Scan the listing below and copy every line holding "flora".

==== RAW DATA ====

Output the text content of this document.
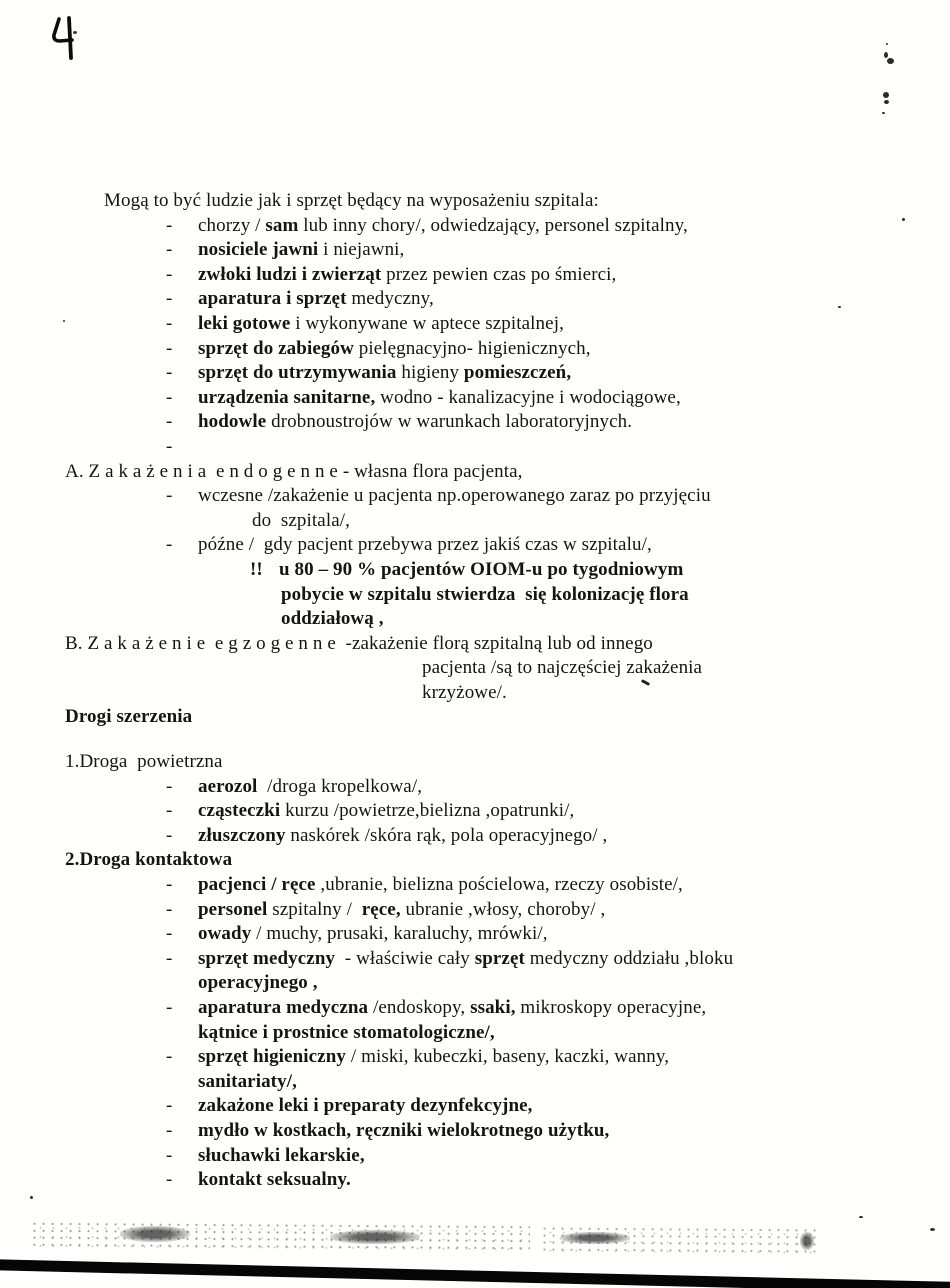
Mogą to być ludzie jak i sprzęt będący na wyposażeniu szpitala:
-	chorzy / sam lub inny chory/, odwiedzający, personel szpitalny,
-	nosiciele jawni i niejawni,
-	zwłoki ludzi i zwierząt przez pewien czas po śmierci,
-	aparatura i sprzęt medyczny,
-	leki gotowe i wykonywane w aptece szpitalnej,
-	sprzęt do zabiegów pielęgnacyjno- higienicznych,
-	sprzęt do utrzymywania higieny pomieszczeń,
-	urządzenia sanitarne, wodno - kanalizacyjne i wodociągowe,
-	hodowle drobnoustrojów w warunkach laboratoryjnych.
-
A. Z a k a ż e n i a  e n d o g e n n e - własna flora pacjenta,
-	wczesne /zakażenie u pacjenta np.operowanego zaraz po przyjęciu
do  szpitala/,
-	późne /  gdy pacjent przebywa przez jakiś czas w szpitalu/,
!! u 80 – 90 % pacjentów OIOM-u po tygodniowym
pobycie w szpitalu stwierdza  się kolonizację flora
oddziałową ,
B. Z a k a ż e n i e  e g z o g e n n e  -zakażenie florą szpitalną lub od innego
pacjenta /są to najczęściej zakażenia
krzyżowe/.
Drogi szerzenia
1.Droga  powietrzna
-	aerozol  /droga kropelkowa/,
-	cząsteczki kurzu /powietrze,bielizna ,opatrunki/,
-	złuszczony naskórek /skóra rąk, pola operacyjnego/ ,
2.Droga kontaktowa
-	pacjenci / ręce ,ubranie, bielizna pościelowa, rzeczy osobiste/,
-	personel szpitalny /  ręce, ubranie ,włosy, choroby/ ,
-	owady / muchy, prusaki, karaluchy, mrówki/,
-	sprzęt medyczny  - właściwie cały sprzęt medyczny oddziału ,bloku
operacyjnego ,
-	aparatura medyczna /endoskopy, ssaki, mikroskopy operacyjne,
kątnice i prostnice stomatologiczne/,
-	sprzęt higieniczny / miski, kubeczki, baseny, kaczki, wanny,
sanitariaty/,
-	zakażone leki i preparaty dezynfekcyjne,
-	mydło w kostkach, ręczniki wielokrotnego użytku,
-	słuchawki lekarskie,
-	kontakt seksualny.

====

• _TASK OUTPUT_
A. Z a k a ż e n i a  e n d o g e n n e - własna flora pacjenta,
pobycie w szpitalu stwierdza  się kolonizację flora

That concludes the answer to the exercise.